Source data:
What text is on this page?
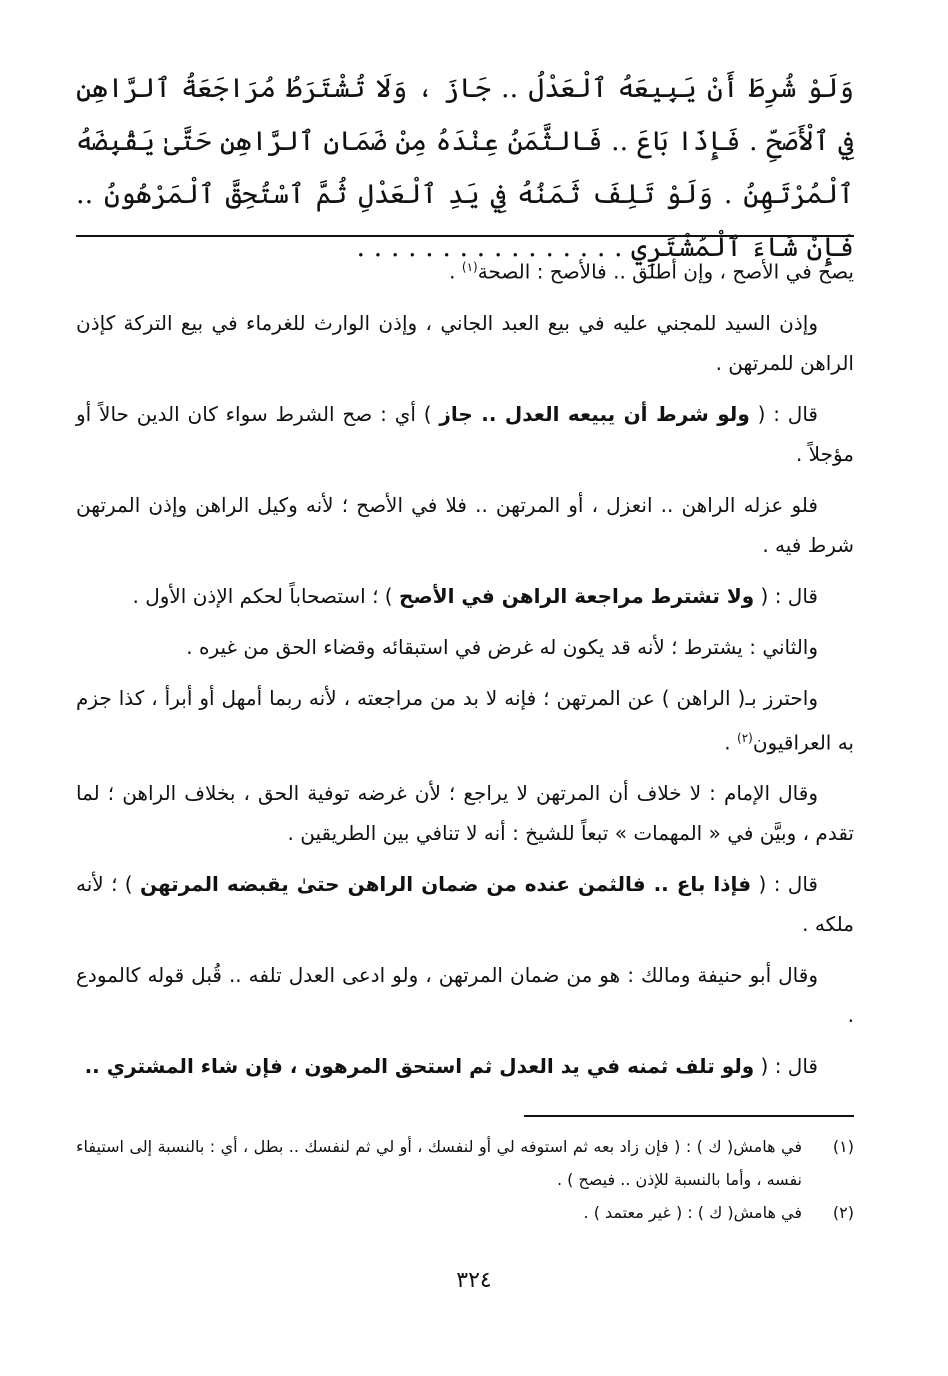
وَلَوْ شُرِطَ أَنْ يَبِيعَهُ ٱلْعَدْلُ .. جَازَ ، وَلَا تُشْتَرَطُ مُرَاجَعَةُ ٱلرَّاهِنِ فِي ٱلْأَصَحِّ . فَإِذَا بَاعَ .. فَالثَّمَنُ عِنْدَهُ مِنْ ضَمَانِ ٱلرَّاهِنِ حَتَّىٰ يَقْبِضَهُ ٱلْمُرْتَهِنُ . وَلَوْ تَلِفَ ثَمَنُهُ فِي يَدِ ٱلْعَدْلِ ثُمَّ ٱسْتُحِقَّ ٱلْمَرْهُونُ .. فَإِنْ شَاءَ ٱلْمُشْتَرِي . . . . . . . . . . . . . . . .

يصح في الأصح ، وإن أطلق .. فالأصح : الصحة$^{(١)}$ .

وإذن السيد للمجني عليه في بيع العبد الجاني ، وإذن الوارث للغرماء في بيع التركة كإذن الراهن للمرتهن .

قال : ( ولو شرط أن يبيعه العدل .. جاز ) أي : صح الشرط سواء كان الدين حالاً أو مؤجلاً .

فلو عزله الراهن .. انعزل ، أو المرتهن .. فلا في الأصح ؛ لأنه وكيل الراهن وإذن المرتهن شرط فيه .

قال : ( ولا تشترط مراجعة الراهن في الأصح ) ؛ استصحاباً لحكم الإذن الأول .

والثاني : يشترط ؛ لأنه قد يكون له غرض في استبقائه وقضاء الحق من غيره .

واحترز بـ( الراهن ) عن المرتهن ؛ فإنه لا بد من مراجعته ، لأنه ربما أمهل أو أبرأ ، كذا جزم به العراقيون$^{(٢)}$ .

وقال الإمام : لا خلاف أن المرتهن لا يراجع ؛ لأن غرضه توفية الحق ، بخلاف الراهن ؛ لما تقدم ، وبيَّن في « المهمات » تبعاً للشيخ : أنه لا تنافي بين الطريقين .

قال : ( فإذا باع .. فالثمن عنده من ضمان الراهن حتىٰ يقبضه المرتهن ) ؛ لأنه ملكه .

وقال أبو حنيفة ومالك : هو من ضمان المرتهن ، ولو ادعى العدل تلفه .. قُبل قوله كالمودع .

قال : ( ولو تلف ثمنه في يد العدل ثم استحق المرهون ، فإن شاء المشتري ..

(١)
في هامش( ك ) : ( فإن زاد بعه ثم استوفه لي أو لنفسك ، أو لي ثم لنفسك .. بطل ، أي : بالنسبة إلى استيفاء نفسه ، وأما بالنسبة للإذن .. فيصح ) .
(٢)
في هامش( ك ) : ( غير معتمد ) .
٣٢٤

EXERCISE REQUIREMENTS
Reproduce each line exactly, please, except for any pictures.

ANSWER BELOW
What text is on this page?
وَلَوْ شُرِطَ أَنْ يَبِيعَهُ ٱلْعَدْلُ .. جَازَ ، وَلَا تُشْتَرَطُ مُرَاجَعَةُ ٱلرَّاهِنِ فِي ٱلْأَصَحِّ . فَإِذَا بَاعَ .. فَالثَّمَنُ عِنْدَهُ مِنْ ضَمَانِ ٱلرَّاهِنِ حَتَّىٰ يَقْبِضَهُ ٱلْمُرْتَهِنُ . وَلَوْ تَلِفَ ثَمَنُهُ فِي يَدِ ٱلْعَدْلِ ثُمَّ ٱسْتُحِقَّ ٱلْمَرْهُونُ .. فَإِنْ شَاءَ ٱلْمُشْتَرِي . . . . . . . . . . . . . . . .

يصح في الأصح ، وإن أطلق .. فالأصح : الصحة$^{(١)}$ .

وإذن السيد للمجني عليه في بيع العبد الجاني ، وإذن الوارث للغرماء في بيع التركة كإذن الراهن للمرتهن .

قال : ( ولو شرط أن يبيعه العدل .. جاز ) أي : صح الشرط سواء كان الدين حالاً أو مؤجلاً .

فلو عزله الراهن .. انعزل ، أو المرتهن .. فلا في الأصح ؛ لأنه وكيل الراهن وإذن المرتهن شرط فيه .

قال : ( ولا تشترط مراجعة الراهن في الأصح ) ؛ استصحاباً لحكم الإذن الأول .

والثاني : يشترط ؛ لأنه قد يكون له غرض في استبقائه وقضاء الحق من غيره .

واحترز بـ( الراهن ) عن المرتهن ؛ فإنه لا بد من مراجعته ، لأنه ربما أمهل أو أبرأ ، كذا جزم به العراقيون$^{(٢)}$ .

وقال الإمام : لا خلاف أن المرتهن لا يراجع ؛ لأن غرضه توفية الحق ، بخلاف الراهن ؛ لما تقدم ، وبيَّن في « المهمات » تبعاً للشيخ : أنه لا تنافي بين الطريقين .

قال : ( فإذا باع .. فالثمن عنده من ضمان الراهن حتىٰ يقبضه المرتهن ) ؛ لأنه ملكه .

وقال أبو حنيفة ومالك : هو من ضمان المرتهن ، ولو ادعى العدل تلفه .. قُبل قوله كالمودع .

قال : ( ولو تلف ثمنه في يد العدل ثم استحق المرهون ، فإن شاء المشتري ..

(١)
في هامش( ك ) : ( فإن زاد بعه ثم استوفه لي أو لنفسك ، أو لي ثم لنفسك .. بطل ، أي : بالنسبة إلى استيفاء نفسه ، وأما بالنسبة للإذن .. فيصح ) .
(٢)
في هامش( ك ) : ( غير معتمد ) .
٣٢٤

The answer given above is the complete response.